> **Directions for this task**: List all lines in the material below that contain "xlabel".
** begin Entries **
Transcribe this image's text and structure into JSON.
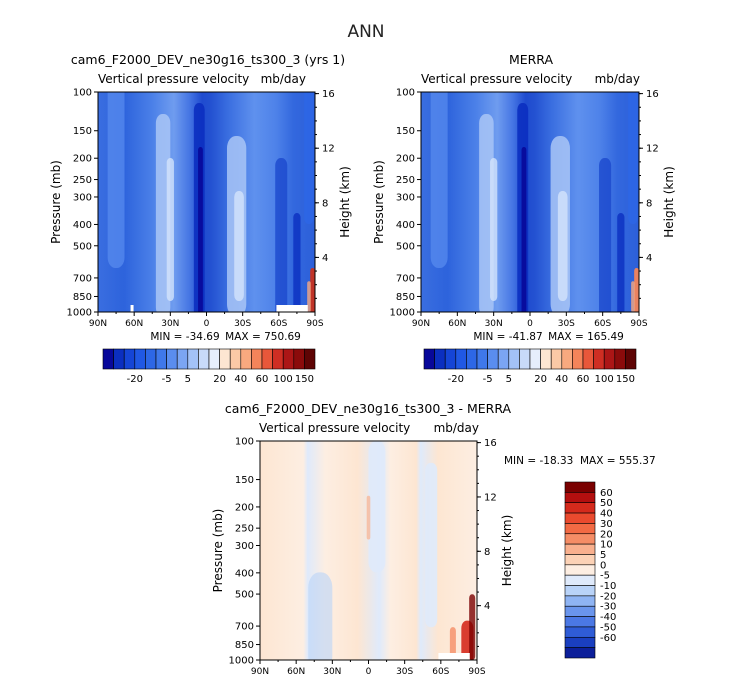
{
  "figure": {
    "title": "ANN"
  },
  "colors": {
    "neg_dark": "#08089a",
    "blue_mid": "#3a6ee0",
    "blue_light": "#8fb8f3",
    "pale_blue": "#d7e7fb",
    "pale_peach": "#fde6d2",
    "orange": "#f07a4c",
    "dark_red": "#8b0b0b",
    "nodata": "#ffffff"
  },
  "chart_data": [
    {
      "id": "model",
      "type": "heatmap",
      "title": "cam6_F2000_DEV_ne30g16_ts300_3 (yrs 1)",
      "subtitle_left": "Vertical pressure velocity",
      "subtitle_right": "mb/day",
      "ylabel": "Pressure (mb)",
      "y2label": "Height (km)",
      "x_ticks": [
        "90N",
        "60N",
        "30N",
        "0",
        "30S",
        "60S",
        "90S"
      ],
      "x_range": [
        90,
        -90
      ],
      "y_ticks": [
        "100",
        "150",
        "200",
        "250",
        "300",
        "400",
        "500",
        "700",
        "850",
        "1000"
      ],
      "y_tick_values": [
        100,
        150,
        200,
        250,
        300,
        400,
        500,
        700,
        850,
        1000
      ],
      "y_range": [
        100,
        1000
      ],
      "y2_ticks": [
        "16",
        "12",
        "8",
        "4"
      ],
      "y2_tick_values": [
        16,
        12,
        8,
        4
      ],
      "min_label": "MIN = -34.69",
      "max_label": "MAX = 750.69",
      "min": -34.69,
      "max": 750.69,
      "colorbar_labels": [
        "-20",
        "-5",
        "5",
        "20",
        "40",
        "60",
        "100",
        "150"
      ],
      "colorbar_levels": [
        -30,
        -25,
        -20,
        -15,
        -10,
        -5,
        0,
        5,
        10,
        15,
        20,
        30,
        40,
        50,
        60,
        80,
        100,
        125,
        150
      ],
      "colorbar_colors": [
        "#08089a",
        "#0b2fc0",
        "#1545d6",
        "#2058e4",
        "#2d67e6",
        "#3f78ea",
        "#5a8def",
        "#7ba5f3",
        "#a3c2f7",
        "#c8daf9",
        "#e6eefc",
        "#fde6d2",
        "#fbc9a6",
        "#f8a97f",
        "#f4845a",
        "#e8573a",
        "#cf2e23",
        "#ac1616",
        "#8b0b0b",
        "#5e0404"
      ]
    },
    {
      "id": "obs",
      "type": "heatmap",
      "title": "MERRA",
      "subtitle_left": "Vertical pressure velocity",
      "subtitle_right": "mb/day",
      "ylabel": "Pressure (mb)",
      "y2label": "Height (km)",
      "x_ticks": [
        "90N",
        "60N",
        "30N",
        "0",
        "30S",
        "60S",
        "90S"
      ],
      "x_range": [
        90,
        -90
      ],
      "y_ticks": [
        "100",
        "150",
        "200",
        "250",
        "300",
        "400",
        "500",
        "700",
        "850",
        "1000"
      ],
      "y_tick_values": [
        100,
        150,
        200,
        250,
        300,
        400,
        500,
        700,
        850,
        1000
      ],
      "y_range": [
        100,
        1000
      ],
      "y2_ticks": [
        "16",
        "12",
        "8",
        "4"
      ],
      "y2_tick_values": [
        16,
        12,
        8,
        4
      ],
      "min_label": "MIN = -41.87",
      "max_label": "MAX = 165.49",
      "min": -41.87,
      "max": 165.49,
      "colorbar_labels": [
        "-20",
        "-5",
        "5",
        "20",
        "40",
        "60",
        "100",
        "150"
      ],
      "colorbar_levels": [
        -30,
        -25,
        -20,
        -15,
        -10,
        -5,
        0,
        5,
        10,
        15,
        20,
        30,
        40,
        50,
        60,
        80,
        100,
        125,
        150
      ],
      "colorbar_colors": [
        "#08089a",
        "#0b2fc0",
        "#1545d6",
        "#2058e4",
        "#2d67e6",
        "#3f78ea",
        "#5a8def",
        "#7ba5f3",
        "#a3c2f7",
        "#c8daf9",
        "#e6eefc",
        "#fde6d2",
        "#fbc9a6",
        "#f8a97f",
        "#f4845a",
        "#e8573a",
        "#cf2e23",
        "#ac1616",
        "#8b0b0b",
        "#5e0404"
      ]
    },
    {
      "id": "diff",
      "type": "heatmap",
      "title": "cam6_F2000_DEV_ne30g16_ts300_3 - MERRA",
      "subtitle_left": "Vertical pressure velocity",
      "subtitle_right": "mb/day",
      "ylabel": "Pressure (mb)",
      "y2label": "Height (km)",
      "x_ticks": [
        "90N",
        "60N",
        "30N",
        "0",
        "30S",
        "60S",
        "90S"
      ],
      "x_range": [
        90,
        -90
      ],
      "y_ticks": [
        "100",
        "150",
        "200",
        "250",
        "300",
        "400",
        "500",
        "700",
        "850",
        "1000"
      ],
      "y_tick_values": [
        100,
        150,
        200,
        250,
        300,
        400,
        500,
        700,
        850,
        1000
      ],
      "y_range": [
        100,
        1000
      ],
      "y2_ticks": [
        "16",
        "12",
        "8",
        "4"
      ],
      "y2_tick_values": [
        16,
        12,
        8,
        4
      ],
      "min_label": "MIN = -18.33",
      "max_label": "MAX = 555.37",
      "min": -18.33,
      "max": 555.37,
      "colorbar_labels": [
        "60",
        "50",
        "40",
        "30",
        "20",
        "10",
        "5",
        "0",
        "-5",
        "-10",
        "-20",
        "-30",
        "-40",
        "-50",
        "-60"
      ],
      "colorbar_colors": [
        "#7a0000",
        "#b30f0f",
        "#d52a1c",
        "#ea4a2e",
        "#f26a44",
        "#f58d66",
        "#f9b08e",
        "#fcd2b6",
        "#fdeee2",
        "#dfeafb",
        "#b9d3f8",
        "#8fb4f3",
        "#6a95ec",
        "#4b78e4",
        "#2f5cd6",
        "#1a3fc0",
        "#0c1f9a"
      ]
    }
  ]
}
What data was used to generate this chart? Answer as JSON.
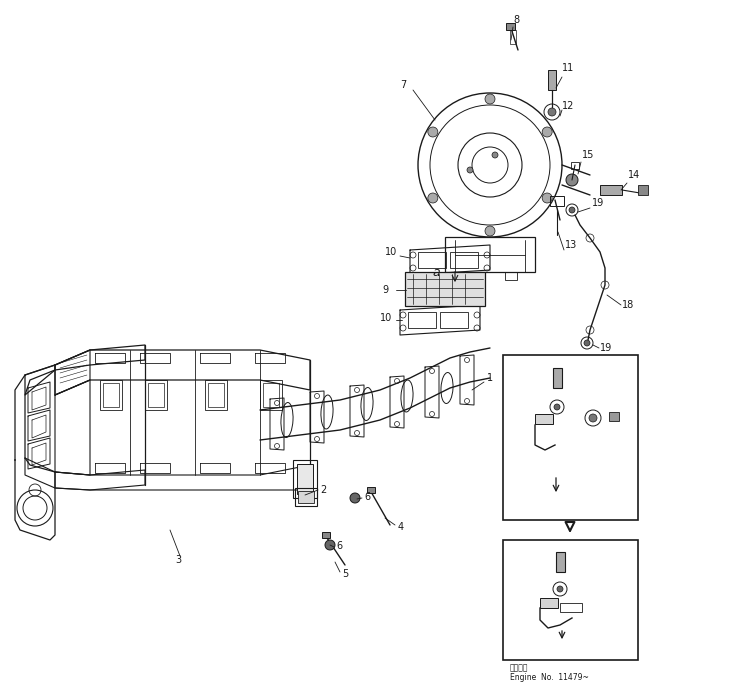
{
  "bg_color": "#ffffff",
  "line_color": "#1a1a1a",
  "fig_width": 7.35,
  "fig_height": 6.84,
  "dpi": 100,
  "footer_text1": "適用番号",
  "footer_text2": "Engine  No.  11479~"
}
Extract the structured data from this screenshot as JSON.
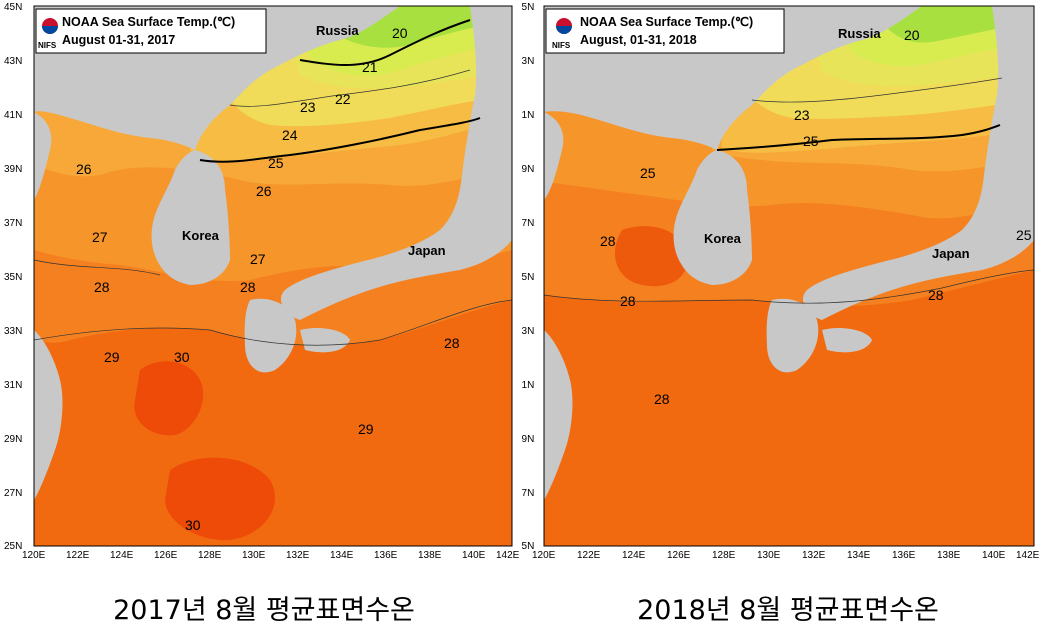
{
  "maps": [
    {
      "id": "left",
      "legend": {
        "line1": "NOAA Sea Surface Temp.(℃)",
        "line2": "August 01-31, 2017",
        "org": "NIFS"
      },
      "caption": "2017년 8월 평균표면수온",
      "regions": {
        "russia": "Russia",
        "korea": "Korea",
        "japan": "Japan"
      },
      "contour_labels": [
        "20",
        "21",
        "22",
        "23",
        "24",
        "25",
        "26",
        "26",
        "27",
        "27",
        "28",
        "28",
        "28",
        "29",
        "29",
        "30",
        "30"
      ]
    },
    {
      "id": "right",
      "legend": {
        "line1": "NOAA Sea Surface Temp.(℃)",
        "line2": "August, 01-31, 2018",
        "org": "NIFS"
      },
      "caption": "2018년 8월 평균표면수온",
      "regions": {
        "russia": "Russia",
        "korea": "Korea",
        "japan": "Japan"
      },
      "contour_labels": [
        "20",
        "23",
        "25",
        "25",
        "25",
        "28",
        "28",
        "28",
        "28"
      ]
    }
  ],
  "axes": {
    "lat_labels": [
      "45N",
      "43N",
      "41N",
      "39N",
      "37N",
      "35N",
      "33N",
      "31N",
      "29N",
      "27N",
      "25N"
    ],
    "lon_labels": [
      "120E",
      "122E",
      "124E",
      "126E",
      "128E",
      "130E",
      "132E",
      "134E",
      "136E",
      "138E",
      "140E",
      "142E"
    ]
  },
  "colors": {
    "land": "#c8c8c8",
    "sst_30": "#ee4a08",
    "sst_29": "#f26a10",
    "sst_28": "#f58020",
    "sst_27": "#f6952a",
    "sst_26": "#f7a838",
    "sst_25": "#f7bc44",
    "sst_24": "#f5d050",
    "sst_23": "#f0dc58",
    "sst_22": "#e8e45a",
    "sst_21": "#d8ec50",
    "sst_20": "#a8e040"
  }
}
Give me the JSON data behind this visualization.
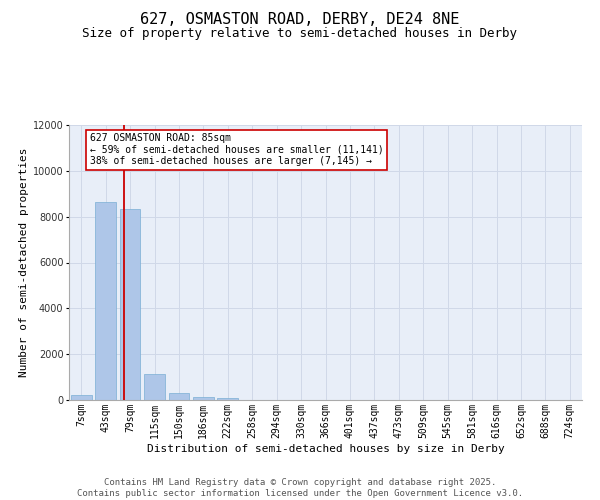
{
  "title": "627, OSMASTON ROAD, DERBY, DE24 8NE",
  "subtitle": "Size of property relative to semi-detached houses in Derby",
  "xlabel": "Distribution of semi-detached houses by size in Derby",
  "ylabel": "Number of semi-detached properties",
  "categories": [
    "7sqm",
    "43sqm",
    "79sqm",
    "115sqm",
    "150sqm",
    "186sqm",
    "222sqm",
    "258sqm",
    "294sqm",
    "330sqm",
    "366sqm",
    "401sqm",
    "437sqm",
    "473sqm",
    "509sqm",
    "545sqm",
    "581sqm",
    "616sqm",
    "652sqm",
    "688sqm",
    "724sqm"
  ],
  "values": [
    230,
    8650,
    8350,
    1150,
    320,
    120,
    70,
    0,
    0,
    0,
    0,
    0,
    0,
    0,
    0,
    0,
    0,
    0,
    0,
    0,
    0
  ],
  "bar_color": "#aec6e8",
  "bar_edge_color": "#7aafd4",
  "vline_x_index": 1.75,
  "vline_color": "#cc0000",
  "annotation_text": "627 OSMASTON ROAD: 85sqm\n← 59% of semi-detached houses are smaller (11,141)\n38% of semi-detached houses are larger (7,145) →",
  "annotation_box_color": "#ffffff",
  "annotation_box_edge_color": "#cc0000",
  "ylim": [
    0,
    12000
  ],
  "yticks": [
    0,
    2000,
    4000,
    6000,
    8000,
    10000,
    12000
  ],
  "grid_color": "#d0d8e8",
  "background_color": "#e8eef8",
  "footer_text": "Contains HM Land Registry data © Crown copyright and database right 2025.\nContains public sector information licensed under the Open Government Licence v3.0.",
  "title_fontsize": 11,
  "subtitle_fontsize": 9,
  "axis_label_fontsize": 8,
  "tick_fontsize": 7,
  "annotation_fontsize": 7,
  "footer_fontsize": 6.5
}
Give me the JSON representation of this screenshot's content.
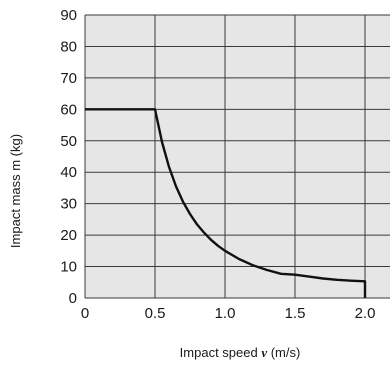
{
  "chart_data": {
    "type": "line",
    "title": "",
    "xlabel": {
      "prefix": "Impact speed ",
      "var": "v",
      "suffix": " (m/s)"
    },
    "ylabel": "Impact mass m (kg)",
    "xlim": [
      0,
      2.15
    ],
    "ylim": [
      0,
      90
    ],
    "x_ticks": [
      0,
      0.5,
      1.0,
      1.5,
      2.0
    ],
    "x_tick_labels": [
      "0",
      "0.5",
      "1.0",
      "1.5",
      "2.0"
    ],
    "y_ticks": [
      0,
      10,
      20,
      30,
      40,
      50,
      60,
      70,
      80,
      90
    ],
    "y_tick_labels": [
      "0",
      "10",
      "20",
      "30",
      "40",
      "50",
      "60",
      "70",
      "80",
      "90"
    ],
    "grid": true,
    "legend": "none",
    "colors": {
      "plot_background": "#e6e6e6",
      "grid": "#3a3a3a",
      "line": "#111111"
    },
    "series": [
      {
        "x": [
          0,
          0.5,
          0.55,
          0.6,
          0.65,
          0.7,
          0.75,
          0.8,
          0.85,
          0.9,
          0.95,
          1.0,
          1.1,
          1.2,
          1.3,
          1.4,
          1.5,
          1.6,
          1.7,
          1.8,
          1.9,
          2.0,
          2.0
        ],
        "y": [
          60,
          60,
          49.6,
          41.7,
          35.5,
          30.6,
          26.7,
          23.4,
          20.8,
          18.5,
          16.6,
          15.0,
          12.4,
          10.4,
          8.9,
          7.7,
          7.4,
          6.8,
          6.2,
          5.8,
          5.5,
          5.3,
          0
        ]
      }
    ]
  }
}
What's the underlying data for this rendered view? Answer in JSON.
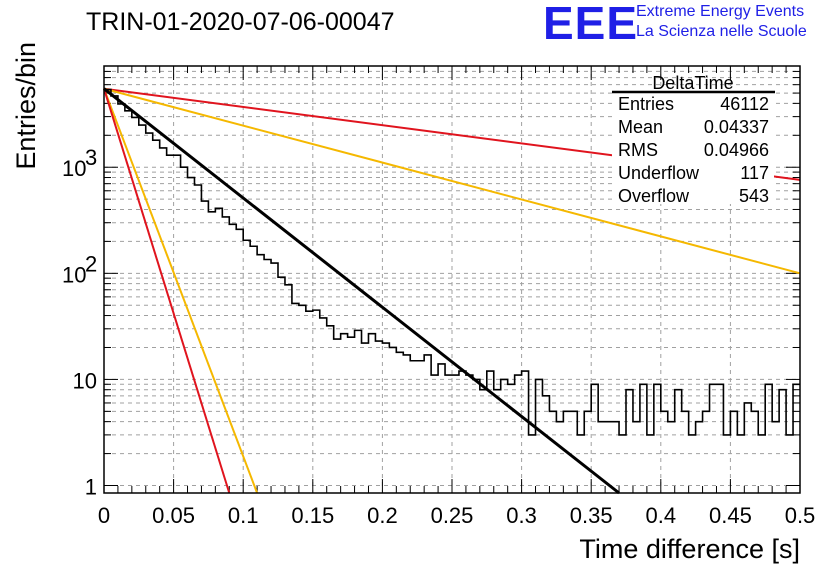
** end Entries **
> **Result**:
  "xlabel": "Distribution of semi-detached houses by size in Derby",
    "xlabel": {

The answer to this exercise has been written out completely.